START Source material
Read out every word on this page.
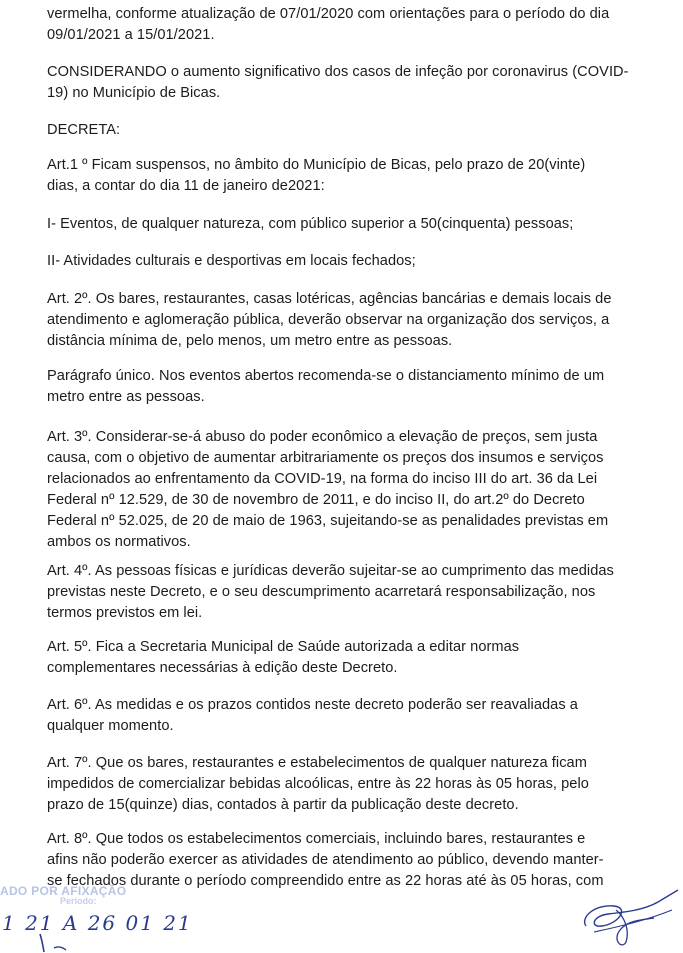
vermelha, conforme atualização de 07/01/2020 com orientações para o período do dia
09/01/2021 a 15/01/2021.
CONSIDERANDO o aumento significativo dos casos de infeção por coronavirus (COVID-
19) no Município de Bicas.
DECRETA:
Art.1 º Ficam suspensos, no âmbito do Município de Bicas, pelo prazo de 20(vinte)
dias, a contar do dia 11 de janeiro de2021:
I- Eventos, de qualquer natureza, com público superior a 50(cinquenta) pessoas;
II- Atividades culturais e desportivas em locais fechados;
Art. 2º. Os bares, restaurantes, casas lotéricas, agências bancárias e demais locais de
atendimento e aglomeração pública, deverão observar na organização dos serviços, a
distância mínima de, pelo menos, um metro entre as pessoas.
Parágrafo único. Nos eventos abertos recomenda-se o distanciamento mínimo de um
metro entre as pessoas.
Art. 3º. Considerar-se-á abuso do poder econômico a elevação de preços, sem justa
causa, com o objetivo de aumentar arbitrariamente os preços dos insumos e serviços
relacionados ao enfrentamento da COVID-19, na forma do inciso III do art. 36 da Lei
Federal nº 12.529, de 30 de novembro de 2011, e do inciso II, do art.2º do Decreto
Federal nº 52.025, de 20 de maio de 1963, sujeitando-se as penalidades previstas em
ambos os normativos.
Art. 4º. As pessoas físicas e jurídicas deverão sujeitar-se ao cumprimento das medidas
previstas neste Decreto, e o seu descumprimento acarretará responsabilização, nos
termos previstos em lei.
Art. 5º. Fica a Secretaria Municipal de Saúde autorizada a editar normas
complementares necessárias à edição deste Decreto.
Art. 6º. As medidas e os prazos contidos neste decreto poderão ser reavaliadas a
qualquer momento.
Art. 7º. Que os bares, restaurantes e estabelecimentos de qualquer natureza ficam
impedidos de comercializar bebidas alcoólicas, entre às 22 horas às 05 horas, pelo
prazo de 15(quinze) dias, contados à partir da publicação deste decreto.
Art. 8º. Que todos os estabelecimentos comerciais, incluindo bares, restaurantes e
afins não poderão exercer as atividades de atendimento ao público, devendo manter-
se fechados durante o período compreendido entre as 22 horas até às 05 horas, com
ADO POR AFIXAÇÃO
Período:
1 21 A 26 01 21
END Source material
■ **The task**
Return every line above in which the string "estabelecimentos" occurs.

■ **Task solution**
Art. 7º. Que os bares, restaurantes e estabelecimentos de qualquer natureza ficam
Art. 8º. Que todos os estabelecimentos comerciais, incluindo bares, restaurantes e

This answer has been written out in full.